• _WHAT IS BEING ASKED_
Copy every line of the data exactly, leaving nothing out.
** START EXTRACTED ENTRIES **
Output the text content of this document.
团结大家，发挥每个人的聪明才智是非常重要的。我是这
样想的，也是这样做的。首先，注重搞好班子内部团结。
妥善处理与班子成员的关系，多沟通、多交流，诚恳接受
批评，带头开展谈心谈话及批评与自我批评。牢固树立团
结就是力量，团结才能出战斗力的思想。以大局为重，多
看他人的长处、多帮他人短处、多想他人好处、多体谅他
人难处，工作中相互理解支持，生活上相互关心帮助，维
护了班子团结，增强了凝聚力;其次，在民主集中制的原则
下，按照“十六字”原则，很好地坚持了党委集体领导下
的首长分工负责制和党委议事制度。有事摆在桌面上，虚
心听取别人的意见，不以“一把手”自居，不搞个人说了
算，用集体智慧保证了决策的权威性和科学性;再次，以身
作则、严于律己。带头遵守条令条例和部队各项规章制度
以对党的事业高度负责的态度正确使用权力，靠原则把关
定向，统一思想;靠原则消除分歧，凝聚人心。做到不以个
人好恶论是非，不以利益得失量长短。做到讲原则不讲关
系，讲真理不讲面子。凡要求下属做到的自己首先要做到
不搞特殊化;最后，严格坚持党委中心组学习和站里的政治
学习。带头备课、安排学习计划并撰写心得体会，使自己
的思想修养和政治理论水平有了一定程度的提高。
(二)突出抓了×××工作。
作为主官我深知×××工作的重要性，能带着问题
** END EXTRACTED ENTRIES **
• _SOLVED EXERCISE_
Output the text content of this document.
团结大家，发挥每个人的聪明才智是非常重要的。我是这
样想的，也是这样做的。首先，注重搞好班子内部团结。
妥善处理与班子成员的关系，多沟通、多交流，诚恳接受
批评，带头开展谈心谈话及批评与自我批评。牢固树立团
结就是力量，团结才能出战斗力的思想。以大局为重，多
看他人的长处、多帮他人短处、多想他人好处、多体谅他
人难处，工作中相互理解支持，生活上相互关心帮助，维
护了班子团结，增强了凝聚力;其次，在民主集中制的原则
下，按照“十六字”原则，很好地坚持了党委集体领导下
的首长分工负责制和党委议事制度。有事摆在桌面上，虚
心听取别人的意见，不以“一把手”自居，不搞个人说了
算，用集体智慧保证了决策的权威性和科学性;再次，以身
作则、严于律己。带头遵守条令条例和部队各项规章制度
以对党的事业高度负责的态度正确使用权力，靠原则把关
定向，统一思想;靠原则消除分歧，凝聚人心。做到不以个
人好恶论是非，不以利益得失量长短。做到讲原则不讲关
系，讲真理不讲面子。凡要求下属做到的自己首先要做到
不搞特殊化;最后，严格坚持党委中心组学习和站里的政治
学习。带头备课、安排学习计划并撰写心得体会，使自己
的思想修养和政治理论水平有了一定程度的提高。
(二)突出抓了×××工作。
作为主官我深知×××工作的重要性，能带着问题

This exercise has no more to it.